### 节选
▼

从数据到图表
有什么样的数据做什么样的图
作者提供了一张树状图,帮助并引导我们找到合适自己数据的的可视化方式
What kind of data do you have? Pick the main type using the buttons below.
Then let the decision tree guide you toward your graphic possibilities.
这便是有名的网站:https://www.data-to-viz.com/。
Yan Holtz 和Conor Healys两个人关系很好,一起在业余时间开发了这个网站。基于R和Python做的源代码,这里我们不仅可以得到大量优秀的源代码,同时我们可以得到一张决策树,用于知道如何使用代码。这两个人相当厉害了,不仅仅给大家了工具,还叫大家如何使用。作为无私的分享,如果对大家有用,请在文章中致谢他们。如果我们需要交流代码,和谁交流呢?那必须是Yan Holtz,这位主要负责代码部分。Conor Healys负责图形设计工作。
可视化架构
原图地址:https://www.data-to-viz.com/img/poster/poster_big.png
基于网站我们来做一个示例
基于有顺序的二维数据框的出图
- # Libraries
- library(tidyverse)
- ## -- Attaching packages ----------------------------------------------------------------------------------------------------------- tidyverse 1.2.1 --
- ## √ ggplot2 3.2.0 √ purrr 0.3.2
- ## √ tibble 2.1.3 √ dplyr 0.8.3
- ## √ tidyr 0.8.3 √ stringr 1.4.0
- ## √ readr 1.3.1 √ forcats 0.4.0
- ## -- Conflicts -------------------------------------------------------------------------------------------------------------- tidyverse_conflicts() --
- ## x dplyr::filter() masks stats::filter()
- ## x dplyr::lag() masks stats::lag()
- library(hrbrthemes)
- ## NOTE: Either Arial Narrow or Roboto Condensed fonts are required to use these themes.
- ## Please use hrbrthemes::import_roboto_condensed() to install Roboto Condensed and
- ## if Arial Narrow is not on your system, please see https://bit.ly/arialnarrow
- library(plotly)
- ##
- ## Attaching package: 'plotly'
- ## The following object is masked from 'package:ggplot2':
- ##
- ## last_plot
- ## The following object is masked from 'package:stats':
- ##
- ## filter
- ## The following object is masked from 'package:graphics':
- ##
- ## layout
- library(patchwork)
- # install.packages("babynames")
- library(babynames)
- library(viridis)
- ## Loading required package: viridisLite
- # ?as.Date
- # Load dataset from github
- data <- read.table("https://raw.githubusercontent.com/holtzy/data_to_viz/master/Example_dataset/3_TwoNumOrdered.csv", header=T)

▲

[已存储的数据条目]
▼

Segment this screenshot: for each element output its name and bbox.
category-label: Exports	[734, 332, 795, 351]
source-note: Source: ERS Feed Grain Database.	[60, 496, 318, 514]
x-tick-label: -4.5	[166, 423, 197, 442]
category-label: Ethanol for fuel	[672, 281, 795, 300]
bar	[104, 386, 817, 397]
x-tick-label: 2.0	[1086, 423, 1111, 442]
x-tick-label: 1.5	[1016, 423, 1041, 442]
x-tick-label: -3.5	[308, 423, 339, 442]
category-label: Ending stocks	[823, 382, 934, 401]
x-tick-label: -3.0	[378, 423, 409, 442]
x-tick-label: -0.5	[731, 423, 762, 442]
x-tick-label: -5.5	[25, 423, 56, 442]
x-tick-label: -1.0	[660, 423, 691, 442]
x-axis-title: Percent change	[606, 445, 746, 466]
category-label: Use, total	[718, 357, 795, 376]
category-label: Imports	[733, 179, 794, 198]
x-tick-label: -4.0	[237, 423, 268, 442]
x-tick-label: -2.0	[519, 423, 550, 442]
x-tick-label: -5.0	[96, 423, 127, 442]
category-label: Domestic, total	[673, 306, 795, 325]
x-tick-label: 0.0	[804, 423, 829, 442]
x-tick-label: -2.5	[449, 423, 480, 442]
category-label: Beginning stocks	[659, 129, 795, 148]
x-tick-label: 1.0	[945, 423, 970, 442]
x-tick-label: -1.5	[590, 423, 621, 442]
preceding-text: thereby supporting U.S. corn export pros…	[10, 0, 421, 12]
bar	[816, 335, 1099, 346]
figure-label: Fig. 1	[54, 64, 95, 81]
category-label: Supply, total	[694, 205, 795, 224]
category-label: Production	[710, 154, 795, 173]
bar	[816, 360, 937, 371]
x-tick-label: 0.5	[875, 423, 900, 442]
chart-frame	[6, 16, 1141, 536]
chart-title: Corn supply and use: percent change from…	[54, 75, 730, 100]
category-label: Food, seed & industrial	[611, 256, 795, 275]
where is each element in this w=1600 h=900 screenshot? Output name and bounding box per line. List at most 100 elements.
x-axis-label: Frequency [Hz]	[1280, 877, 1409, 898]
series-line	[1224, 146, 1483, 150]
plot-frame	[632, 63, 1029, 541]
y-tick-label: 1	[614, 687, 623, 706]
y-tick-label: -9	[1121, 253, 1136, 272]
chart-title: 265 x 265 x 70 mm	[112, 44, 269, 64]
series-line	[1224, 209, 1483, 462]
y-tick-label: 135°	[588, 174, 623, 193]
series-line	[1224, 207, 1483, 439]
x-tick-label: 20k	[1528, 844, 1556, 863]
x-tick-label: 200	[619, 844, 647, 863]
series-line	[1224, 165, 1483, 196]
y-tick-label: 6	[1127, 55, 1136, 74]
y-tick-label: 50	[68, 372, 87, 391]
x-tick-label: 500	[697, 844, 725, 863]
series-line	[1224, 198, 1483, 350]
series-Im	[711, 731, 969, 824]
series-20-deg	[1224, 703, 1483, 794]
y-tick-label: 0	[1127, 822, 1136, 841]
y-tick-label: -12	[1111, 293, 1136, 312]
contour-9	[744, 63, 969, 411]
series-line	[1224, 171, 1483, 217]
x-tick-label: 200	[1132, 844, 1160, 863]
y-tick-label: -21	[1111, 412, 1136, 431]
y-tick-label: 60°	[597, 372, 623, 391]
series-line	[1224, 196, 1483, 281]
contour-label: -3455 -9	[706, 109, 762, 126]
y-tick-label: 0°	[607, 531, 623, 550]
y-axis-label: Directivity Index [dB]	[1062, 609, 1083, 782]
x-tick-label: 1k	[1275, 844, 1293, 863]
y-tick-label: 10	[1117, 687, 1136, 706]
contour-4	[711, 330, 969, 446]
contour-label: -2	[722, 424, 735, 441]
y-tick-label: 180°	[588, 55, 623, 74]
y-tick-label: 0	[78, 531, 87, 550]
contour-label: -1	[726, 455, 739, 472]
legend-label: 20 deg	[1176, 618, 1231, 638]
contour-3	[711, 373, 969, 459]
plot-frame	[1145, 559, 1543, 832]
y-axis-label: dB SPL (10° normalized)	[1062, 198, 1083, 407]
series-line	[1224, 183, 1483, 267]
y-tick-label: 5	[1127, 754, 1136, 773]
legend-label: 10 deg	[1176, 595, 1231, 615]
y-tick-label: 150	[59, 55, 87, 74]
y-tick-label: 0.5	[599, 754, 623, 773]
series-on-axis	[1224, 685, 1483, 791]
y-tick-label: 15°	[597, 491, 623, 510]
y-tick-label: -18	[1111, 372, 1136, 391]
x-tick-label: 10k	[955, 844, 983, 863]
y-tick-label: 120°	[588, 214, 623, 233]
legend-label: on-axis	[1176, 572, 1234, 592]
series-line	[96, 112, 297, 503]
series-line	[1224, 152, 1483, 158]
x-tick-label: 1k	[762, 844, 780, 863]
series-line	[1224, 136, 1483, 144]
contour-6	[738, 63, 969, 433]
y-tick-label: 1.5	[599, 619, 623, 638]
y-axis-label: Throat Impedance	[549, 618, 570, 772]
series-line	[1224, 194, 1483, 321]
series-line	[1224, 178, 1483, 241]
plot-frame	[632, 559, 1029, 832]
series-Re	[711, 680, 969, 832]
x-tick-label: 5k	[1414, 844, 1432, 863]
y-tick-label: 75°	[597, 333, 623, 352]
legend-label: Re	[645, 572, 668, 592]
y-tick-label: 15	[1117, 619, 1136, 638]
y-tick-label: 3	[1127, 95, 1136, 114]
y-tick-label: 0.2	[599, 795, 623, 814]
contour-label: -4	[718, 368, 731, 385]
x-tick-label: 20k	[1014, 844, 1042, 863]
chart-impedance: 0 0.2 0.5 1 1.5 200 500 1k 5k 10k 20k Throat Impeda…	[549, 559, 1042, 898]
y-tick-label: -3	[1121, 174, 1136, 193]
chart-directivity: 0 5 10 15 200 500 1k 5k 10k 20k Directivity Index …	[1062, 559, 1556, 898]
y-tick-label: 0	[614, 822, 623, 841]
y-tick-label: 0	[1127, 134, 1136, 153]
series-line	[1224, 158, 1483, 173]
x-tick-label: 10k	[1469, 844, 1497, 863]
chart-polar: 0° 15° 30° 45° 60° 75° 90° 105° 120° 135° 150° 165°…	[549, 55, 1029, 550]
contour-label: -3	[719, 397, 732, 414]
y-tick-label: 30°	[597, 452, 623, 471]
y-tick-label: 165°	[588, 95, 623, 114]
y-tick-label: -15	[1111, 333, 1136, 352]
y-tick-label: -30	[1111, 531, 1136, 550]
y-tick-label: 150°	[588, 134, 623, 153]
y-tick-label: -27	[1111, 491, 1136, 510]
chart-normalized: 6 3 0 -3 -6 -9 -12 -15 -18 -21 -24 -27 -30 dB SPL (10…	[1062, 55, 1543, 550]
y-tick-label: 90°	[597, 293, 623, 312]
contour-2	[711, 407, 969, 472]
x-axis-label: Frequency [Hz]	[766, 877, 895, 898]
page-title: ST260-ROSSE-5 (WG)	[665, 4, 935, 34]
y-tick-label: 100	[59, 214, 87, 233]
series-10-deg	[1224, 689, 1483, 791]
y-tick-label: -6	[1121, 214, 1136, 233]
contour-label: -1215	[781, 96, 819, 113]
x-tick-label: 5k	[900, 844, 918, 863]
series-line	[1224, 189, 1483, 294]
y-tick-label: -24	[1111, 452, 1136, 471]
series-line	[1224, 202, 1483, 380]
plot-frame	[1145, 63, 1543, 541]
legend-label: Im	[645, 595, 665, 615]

▲

### 任务说明
[1] 根据「从数据到图表」一文回答：
(a) 文中介绍的网站地址是什么？
(b) 如需交流代码，文中建议联系哪一位？
(c) 加载 hrbrthemes 时的提示说使用其主题需要哪两种字体之一？
[2] 接着「从数据到图表」一文的最后一行写下去，给出后续内容。

### 练习答案
[1]
(a) https://www.data-to-viz.com/
(b) Yan Holtz
(c) Arial Narrow 或 Roboto Condensed

[2]
- data$date <- as.Date(data$date)
这里仅仅提取最后的十个数据进行点线图的可视化
- # Plot
- data %>%
- tail(10) %>%
- ggplot( aes(x=date, y=value)) +
- geom_line(color="#69b3a2") +
- geom_point(color="#69b3a2", size=4) +
- ggtitle("Evolution of Bitcoin price") +
- ylab("bitcoin price ($)") +
- theme_ipsum()
这里使用最后的60个数据进行可视化
- # Plot
- p1 <- data %>%
- tail(60) %>%
- ggplot( aes(x=date, y=value)) +
- geom_line(color="#69b3a2") +
- ggtitle("Line chart") +
- ylab("bitcoin price ($)") +
- theme_ipsum()
- p2 <- data %>%
- tail(60) %>%
- ggplot( aes(x=date, y=value)) +
- geom_line(color="#69b3a2") +
- geom_point(color="#69b3a2", size=2) +
- ggtitle("Connected scatterplot") +
- ylab("bitcoin price ($)") +
- theme_ipsum()
- p = p1 + p2
- p
散点图展示时间序列
- # Plot
- data %>%
- tail(60) %>%
- ggplot( aes(x=date, y=value)) +
- geom_point(color="#69b3a2", size=2) +
- ggtitle("Line chart") +
- ylab("bitcoin price ($)") +
- theme_ipsum()
分组时间序列可视化
- library(babynames)
- # Load dataset
- data <- babynames %>%
- filter(name %in% c("Ashley", "Amanda")) %>%
- filter(sex=="F")
- #plot
- data %>%
- ggplot( aes(x=year, y=n, group=name, color=name)) +
- geom_line() +
- scale_color_viridis(discrete = TRUE, name="") +
- theme(legend.position="none") +
- ggtitle("Popularity of American names in the previous 30 years") +
- theme_ipsum()
geom_segment函数突出展示变化趋势
- library(grid) # needed for arrow function
- library(ggrepel)
- # data
- tmp <- data %>%
- filter(year>1970) %>%
- select(year, name, n) %>%
- spread(key = name, value=n, -1)
- # data for date
- tmp_date <- tmp %>% sample_frac(0.3)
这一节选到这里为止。